- To-do list
(a) List each distinct word that follows "Into my" in the song lyrics quoted in the blog post.
(b) Transcribe the stretch of the blog post from "Silly girl. Well." through "blog as multifaceted.".

Wednesday, April 17, 2013

The Swing (reposted)


As I was looking through previous posts last night searching for some links to writings related to yesterday's "N" challenge, I realized I no longer had "The Swing" from January 2012 in my list. I must have deleted it (I'm sure some or all of you would say that's because it was too damn long!) but I liked it so I went to my archives and here it is. Again, this is more for myself than anyone, so skip if you wish. 

I have INXS's "The Swing" in my head.

The Swing
It's the swing
It's the swing like a pendulum
It marks the moments as the years go by in an innocent phase
The swing into never-neverland
There was a darkness like an old friend
That scratched and crawled up the wall
Into my life
Into my destiny
Into my desire
It's the swing
It's the swing like a pendulum
So look behind you when the race has run
And the winner is named
The swing into never-neverland
There was a darkness like an old friend
That scratched and crawled up the wall
Into my life
Well it’s the swing
The swing like a pendulum
Between the pieces and between the lines
Leaving nothing to hide

Lyrics from my childhood applying to my adulthood.

This entire blog has been my way to cope with much loss and grief in the past 4 years. That’s it on the surface. But deeper down, between the pieces and between the lines a large part of what I wrote here was an attempt to send a message across space and time, in the odd and off-chance hope that someone I had fallen in love with would happen to recall my blogspot name, maybe read the posts, maybe understand that almost every blog I wrote was my way of talking to him, telling him the things I desperately wanted to say to him but never could. A tenuous stretch at best...every “post” button click was ever-so-slightly propelled with the merest ethereal, slightly self-deprecating, “what the hell here goes and who knows” kind of oomph.

Let’s backtrack. It all went wonky that day long ago when I mustered enough courage to say to him “my mind, my heart and my body ache for you.”

That’s code for “I am in love with you”.

And he replied, “no worries girl, I feel the same way.” Which I thought was code for “I totally understand you are giving me a coded message that you are in love with me and I feel the same way which means I am in love with you too.”

Yay! We were on the same page!

Silly girl. Well. As you might know if you’ve read this blog, it didn’t pan out. But this blog was, as I said, my hope-driven outlet. The surface appearance of my entries was ALWAYS true, but the deeper meaning was my secret motive. I like to think of this blog as multifaceted.

So here I am ratting myself out.

A few months ago I had brief contact with him and I asked him to read my blog, explaining most of these posts were with him in mind. So, barely containing my anxiety, I asked the next morning if he had and what did he think? Aside from the egotistic writer’s need for critiquing the writing, I wondered how he must have felt seeing himself hidden in the typeface. He said he had read the whole thing, all my posts. I was stunned. 

And happy. Because he was still talking to me. Surely that meant he understood, finally, the full extent of my feelings for him? Surely, now, he knew what I had barely been able to say to him personally...the surface words...surely now he...knew. And he was still talking to me. That was good news! To read all those outpourings of emotion, knowing they were written with him in mind and to have him still talking to me meant...something. Right?

Raw records

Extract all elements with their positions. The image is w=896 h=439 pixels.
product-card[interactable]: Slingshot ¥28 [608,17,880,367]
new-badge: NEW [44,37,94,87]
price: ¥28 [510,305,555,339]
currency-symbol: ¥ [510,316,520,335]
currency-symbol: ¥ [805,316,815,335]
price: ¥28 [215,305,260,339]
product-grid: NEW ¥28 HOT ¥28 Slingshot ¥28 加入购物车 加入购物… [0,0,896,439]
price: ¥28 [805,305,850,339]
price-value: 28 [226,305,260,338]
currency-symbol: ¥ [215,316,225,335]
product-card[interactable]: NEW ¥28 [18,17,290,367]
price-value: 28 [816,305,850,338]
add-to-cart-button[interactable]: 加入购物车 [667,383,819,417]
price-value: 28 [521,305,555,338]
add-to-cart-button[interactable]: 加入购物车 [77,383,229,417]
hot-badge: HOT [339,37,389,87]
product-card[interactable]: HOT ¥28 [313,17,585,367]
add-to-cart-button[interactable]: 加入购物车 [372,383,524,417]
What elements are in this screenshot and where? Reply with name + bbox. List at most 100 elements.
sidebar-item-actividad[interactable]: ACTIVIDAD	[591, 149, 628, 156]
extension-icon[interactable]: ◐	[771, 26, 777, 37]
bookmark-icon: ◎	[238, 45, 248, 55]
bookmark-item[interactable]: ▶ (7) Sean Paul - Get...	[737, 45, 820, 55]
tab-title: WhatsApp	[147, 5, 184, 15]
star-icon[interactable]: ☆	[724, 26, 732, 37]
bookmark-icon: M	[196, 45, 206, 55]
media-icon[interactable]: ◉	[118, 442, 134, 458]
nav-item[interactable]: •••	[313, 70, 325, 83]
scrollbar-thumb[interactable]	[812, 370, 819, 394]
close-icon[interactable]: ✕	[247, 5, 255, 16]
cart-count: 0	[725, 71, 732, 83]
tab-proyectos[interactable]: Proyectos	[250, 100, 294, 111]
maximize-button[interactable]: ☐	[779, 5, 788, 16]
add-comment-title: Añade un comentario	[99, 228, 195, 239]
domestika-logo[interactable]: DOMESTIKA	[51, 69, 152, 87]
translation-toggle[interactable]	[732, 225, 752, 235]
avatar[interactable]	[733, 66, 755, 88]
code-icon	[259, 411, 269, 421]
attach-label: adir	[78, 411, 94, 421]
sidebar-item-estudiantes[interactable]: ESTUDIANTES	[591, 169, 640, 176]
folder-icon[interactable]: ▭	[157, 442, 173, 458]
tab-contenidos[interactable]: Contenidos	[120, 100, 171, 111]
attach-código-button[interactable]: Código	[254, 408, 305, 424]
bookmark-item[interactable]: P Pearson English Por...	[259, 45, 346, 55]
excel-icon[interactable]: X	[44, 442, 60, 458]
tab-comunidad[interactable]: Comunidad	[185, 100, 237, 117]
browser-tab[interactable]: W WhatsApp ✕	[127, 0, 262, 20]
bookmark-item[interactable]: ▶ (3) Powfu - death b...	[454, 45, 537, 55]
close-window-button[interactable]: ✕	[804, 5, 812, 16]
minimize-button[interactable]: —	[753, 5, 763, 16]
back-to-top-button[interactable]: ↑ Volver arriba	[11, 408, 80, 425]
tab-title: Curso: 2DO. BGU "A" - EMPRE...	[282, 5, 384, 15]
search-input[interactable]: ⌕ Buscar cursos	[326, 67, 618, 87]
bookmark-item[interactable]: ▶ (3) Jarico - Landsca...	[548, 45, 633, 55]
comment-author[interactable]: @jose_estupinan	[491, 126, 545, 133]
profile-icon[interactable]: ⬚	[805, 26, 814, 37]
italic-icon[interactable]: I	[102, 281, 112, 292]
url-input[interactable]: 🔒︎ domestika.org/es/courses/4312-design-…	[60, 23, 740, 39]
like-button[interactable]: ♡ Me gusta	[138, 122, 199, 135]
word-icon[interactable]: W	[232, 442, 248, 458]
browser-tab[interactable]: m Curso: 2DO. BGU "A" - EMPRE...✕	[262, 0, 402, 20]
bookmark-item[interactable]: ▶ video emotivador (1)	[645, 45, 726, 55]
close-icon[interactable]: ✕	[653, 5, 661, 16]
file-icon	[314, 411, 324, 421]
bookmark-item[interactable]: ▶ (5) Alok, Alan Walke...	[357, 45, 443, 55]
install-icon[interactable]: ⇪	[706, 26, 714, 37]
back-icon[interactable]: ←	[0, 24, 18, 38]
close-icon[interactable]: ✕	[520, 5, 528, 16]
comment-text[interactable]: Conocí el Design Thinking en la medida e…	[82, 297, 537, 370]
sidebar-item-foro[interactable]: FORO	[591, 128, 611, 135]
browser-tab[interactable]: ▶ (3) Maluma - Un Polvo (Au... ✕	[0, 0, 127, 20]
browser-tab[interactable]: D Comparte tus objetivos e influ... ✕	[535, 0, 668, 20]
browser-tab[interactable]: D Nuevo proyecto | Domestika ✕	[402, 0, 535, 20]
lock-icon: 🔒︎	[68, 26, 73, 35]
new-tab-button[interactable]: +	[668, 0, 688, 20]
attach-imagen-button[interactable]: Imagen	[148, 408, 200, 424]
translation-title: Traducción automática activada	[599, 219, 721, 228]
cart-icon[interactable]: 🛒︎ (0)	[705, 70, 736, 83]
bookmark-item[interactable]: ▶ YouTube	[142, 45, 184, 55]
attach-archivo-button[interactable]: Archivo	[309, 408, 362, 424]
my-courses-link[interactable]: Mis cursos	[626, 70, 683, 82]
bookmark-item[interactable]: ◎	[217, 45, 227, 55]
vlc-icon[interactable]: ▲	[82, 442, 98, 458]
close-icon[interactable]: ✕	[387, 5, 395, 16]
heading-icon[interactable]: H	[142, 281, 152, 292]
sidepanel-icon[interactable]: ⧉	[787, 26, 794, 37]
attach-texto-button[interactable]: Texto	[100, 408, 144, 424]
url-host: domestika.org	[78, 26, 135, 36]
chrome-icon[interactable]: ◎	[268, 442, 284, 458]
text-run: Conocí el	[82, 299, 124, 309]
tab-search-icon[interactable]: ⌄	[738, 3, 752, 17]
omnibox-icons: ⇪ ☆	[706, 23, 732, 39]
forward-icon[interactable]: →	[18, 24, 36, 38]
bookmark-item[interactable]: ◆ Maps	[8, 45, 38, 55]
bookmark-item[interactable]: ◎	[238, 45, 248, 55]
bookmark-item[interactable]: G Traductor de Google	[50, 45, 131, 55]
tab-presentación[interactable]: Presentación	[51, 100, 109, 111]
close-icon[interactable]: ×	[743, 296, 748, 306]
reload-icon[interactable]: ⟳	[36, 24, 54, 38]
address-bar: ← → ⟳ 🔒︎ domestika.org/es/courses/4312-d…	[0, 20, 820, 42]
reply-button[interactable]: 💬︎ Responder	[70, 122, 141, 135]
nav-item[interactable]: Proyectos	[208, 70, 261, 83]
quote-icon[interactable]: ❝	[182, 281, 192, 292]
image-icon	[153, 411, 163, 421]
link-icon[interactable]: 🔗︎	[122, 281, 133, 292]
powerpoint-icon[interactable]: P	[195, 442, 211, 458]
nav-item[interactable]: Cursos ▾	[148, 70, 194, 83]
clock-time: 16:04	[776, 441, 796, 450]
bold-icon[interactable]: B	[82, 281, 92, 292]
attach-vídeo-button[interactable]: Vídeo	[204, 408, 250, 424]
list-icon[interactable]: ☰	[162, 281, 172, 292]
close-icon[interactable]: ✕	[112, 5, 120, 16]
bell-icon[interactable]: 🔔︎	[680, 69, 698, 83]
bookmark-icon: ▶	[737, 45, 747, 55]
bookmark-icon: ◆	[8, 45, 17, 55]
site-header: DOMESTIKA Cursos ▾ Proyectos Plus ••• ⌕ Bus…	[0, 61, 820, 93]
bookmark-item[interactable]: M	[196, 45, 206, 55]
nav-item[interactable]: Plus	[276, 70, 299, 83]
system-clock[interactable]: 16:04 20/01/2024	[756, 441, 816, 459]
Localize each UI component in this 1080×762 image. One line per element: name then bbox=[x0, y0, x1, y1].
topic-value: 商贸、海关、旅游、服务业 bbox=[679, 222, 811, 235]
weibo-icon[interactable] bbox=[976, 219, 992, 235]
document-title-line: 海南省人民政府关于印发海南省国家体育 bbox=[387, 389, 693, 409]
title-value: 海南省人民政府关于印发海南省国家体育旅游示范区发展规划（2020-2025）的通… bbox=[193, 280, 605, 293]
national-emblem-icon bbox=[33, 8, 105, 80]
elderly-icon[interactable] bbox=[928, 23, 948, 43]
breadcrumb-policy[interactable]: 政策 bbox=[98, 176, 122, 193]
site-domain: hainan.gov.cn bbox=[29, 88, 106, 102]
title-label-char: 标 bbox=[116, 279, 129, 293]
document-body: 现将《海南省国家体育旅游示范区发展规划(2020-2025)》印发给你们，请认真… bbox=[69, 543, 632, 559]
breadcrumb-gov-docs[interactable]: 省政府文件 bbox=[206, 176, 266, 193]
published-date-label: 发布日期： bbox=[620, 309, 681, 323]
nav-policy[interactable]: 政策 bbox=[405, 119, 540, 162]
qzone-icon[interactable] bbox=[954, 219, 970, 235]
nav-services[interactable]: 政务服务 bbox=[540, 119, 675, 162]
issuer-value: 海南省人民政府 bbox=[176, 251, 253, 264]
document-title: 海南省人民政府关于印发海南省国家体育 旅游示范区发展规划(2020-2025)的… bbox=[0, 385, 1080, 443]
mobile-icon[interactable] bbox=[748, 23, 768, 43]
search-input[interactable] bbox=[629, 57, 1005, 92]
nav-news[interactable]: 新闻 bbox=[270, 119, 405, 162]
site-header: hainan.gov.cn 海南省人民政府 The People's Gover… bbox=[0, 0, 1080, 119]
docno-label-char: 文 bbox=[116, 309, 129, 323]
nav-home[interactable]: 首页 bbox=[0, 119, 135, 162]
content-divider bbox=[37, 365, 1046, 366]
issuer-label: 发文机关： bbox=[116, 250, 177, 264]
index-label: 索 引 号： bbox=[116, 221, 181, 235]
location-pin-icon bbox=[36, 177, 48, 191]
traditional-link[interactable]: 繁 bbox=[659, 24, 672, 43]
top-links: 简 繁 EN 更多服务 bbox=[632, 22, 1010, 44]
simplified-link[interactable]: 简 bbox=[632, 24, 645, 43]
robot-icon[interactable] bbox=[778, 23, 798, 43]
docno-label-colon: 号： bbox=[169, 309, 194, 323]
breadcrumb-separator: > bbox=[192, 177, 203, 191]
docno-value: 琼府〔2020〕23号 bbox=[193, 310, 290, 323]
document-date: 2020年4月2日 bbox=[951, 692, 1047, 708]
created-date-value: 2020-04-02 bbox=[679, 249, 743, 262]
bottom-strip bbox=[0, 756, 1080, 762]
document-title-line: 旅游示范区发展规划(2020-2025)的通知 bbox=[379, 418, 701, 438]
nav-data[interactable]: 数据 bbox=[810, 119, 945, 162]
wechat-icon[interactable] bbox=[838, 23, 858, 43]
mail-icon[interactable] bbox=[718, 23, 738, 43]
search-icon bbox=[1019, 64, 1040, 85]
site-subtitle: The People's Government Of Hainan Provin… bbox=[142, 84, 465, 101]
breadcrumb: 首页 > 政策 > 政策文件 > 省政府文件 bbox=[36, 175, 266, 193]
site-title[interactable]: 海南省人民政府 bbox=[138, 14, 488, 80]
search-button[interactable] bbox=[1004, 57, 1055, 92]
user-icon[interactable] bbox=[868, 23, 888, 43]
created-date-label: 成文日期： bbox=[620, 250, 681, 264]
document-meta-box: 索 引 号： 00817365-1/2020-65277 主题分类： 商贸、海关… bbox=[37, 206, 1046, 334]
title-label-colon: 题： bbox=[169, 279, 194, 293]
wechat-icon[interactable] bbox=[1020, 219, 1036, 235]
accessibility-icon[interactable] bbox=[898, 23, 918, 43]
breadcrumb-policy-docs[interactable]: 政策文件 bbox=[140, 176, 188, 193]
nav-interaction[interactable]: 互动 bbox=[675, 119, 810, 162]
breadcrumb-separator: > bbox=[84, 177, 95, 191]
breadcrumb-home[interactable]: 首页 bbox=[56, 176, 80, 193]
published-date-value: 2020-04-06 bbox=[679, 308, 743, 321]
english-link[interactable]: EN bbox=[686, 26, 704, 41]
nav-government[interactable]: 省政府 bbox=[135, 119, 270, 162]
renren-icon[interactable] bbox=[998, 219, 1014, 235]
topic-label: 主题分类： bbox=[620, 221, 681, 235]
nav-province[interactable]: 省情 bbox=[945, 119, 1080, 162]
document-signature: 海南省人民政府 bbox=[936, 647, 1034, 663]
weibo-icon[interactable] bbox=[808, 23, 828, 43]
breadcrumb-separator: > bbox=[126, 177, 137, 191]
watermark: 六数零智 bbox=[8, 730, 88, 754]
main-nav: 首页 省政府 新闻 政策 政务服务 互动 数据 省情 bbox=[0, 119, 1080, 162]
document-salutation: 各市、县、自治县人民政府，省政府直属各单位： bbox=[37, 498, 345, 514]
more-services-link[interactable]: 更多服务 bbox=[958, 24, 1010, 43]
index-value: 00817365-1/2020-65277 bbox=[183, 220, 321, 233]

- The responses
(a) life, destiny, desire

(b)
Silly girl. Well. As you might know if you’ve read this blog, it didn’t pan out. But this blog was, as I said, my hope-driven outlet. The surface appearance of my entries was ALWAYS true, but the deeper meaning was my secret motive. I like to think of this blog as multifaceted.